[A block of data]
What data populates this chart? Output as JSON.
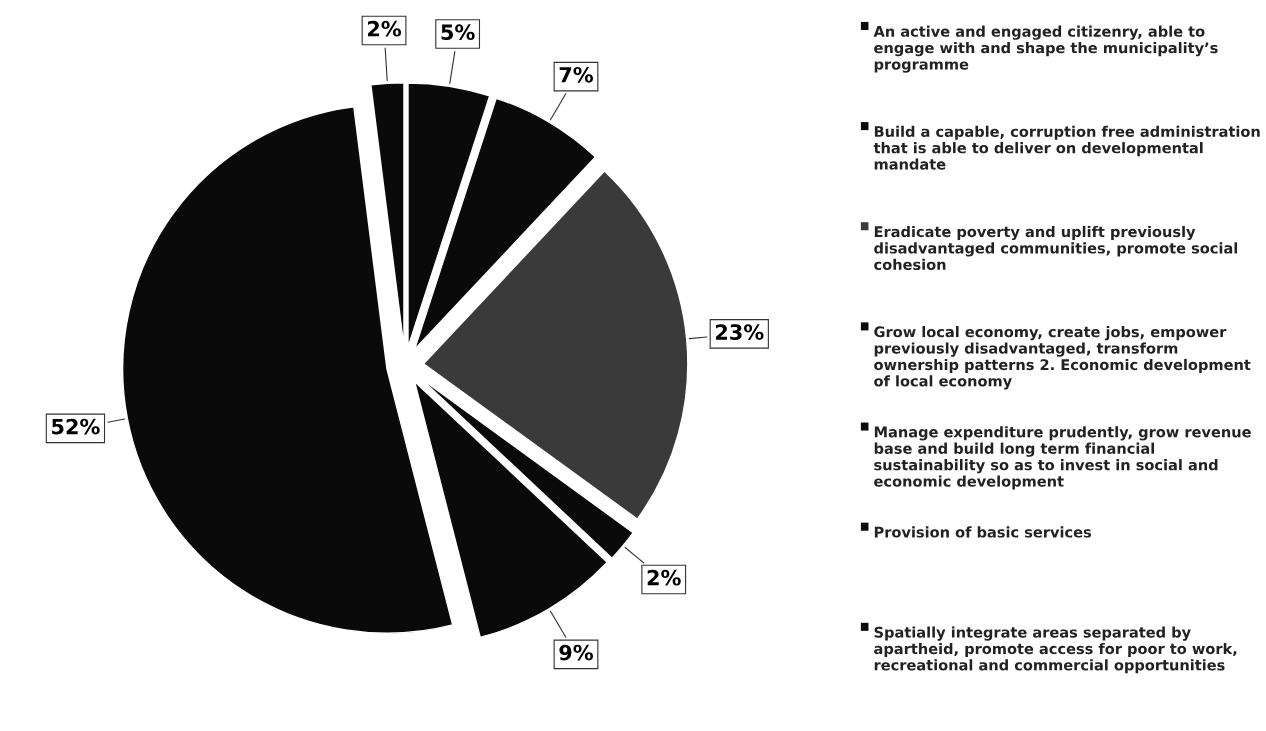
{
  "chart_data": {
    "type": "pie",
    "categories": [
      "An active and engaged citizenry, able to engage with and shape the municipality’s programme",
      "Build a capable, corruption free administration that is able to deliver on developmental mandate",
      "Eradicate poverty and uplift previously disadvantaged communities, promote social cohesion",
      "Grow local economy, create jobs, empower previously disadvantaged, transform ownership patterns 2. Economic development of local economy",
      "Manage expenditure prudently, grow revenue base and build long term financial sustainability so as to invest in social and economic development",
      "Provision of basic services",
      "Spatially integrate areas separated by apartheid, promote access for poor to work, recreational and commercial opportunities"
    ],
    "values": [
      5,
      7,
      23,
      2,
      9,
      52,
      2
    ],
    "value_labels": [
      "5%",
      "7%",
      "23%",
      "2%",
      "9%",
      "52%",
      "2%"
    ],
    "colors": [
      "#0a0a0a",
      "#0a0a0a",
      "#3a3a3a",
      "#0a0a0a",
      "#0a0a0a",
      "#0a0a0a",
      "#0a0a0a"
    ],
    "legend": "right"
  }
}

Job »
Using the material above, copy every line in which the string "disadvantaged" occurs.

Exercise output »
      "Eradicate poverty and uplift previously disadvantaged communities, promote social cohesion",
      "Grow local economy, create jobs, empower previously disadvantaged, transform ownership patterns 2. Economic development of local economy",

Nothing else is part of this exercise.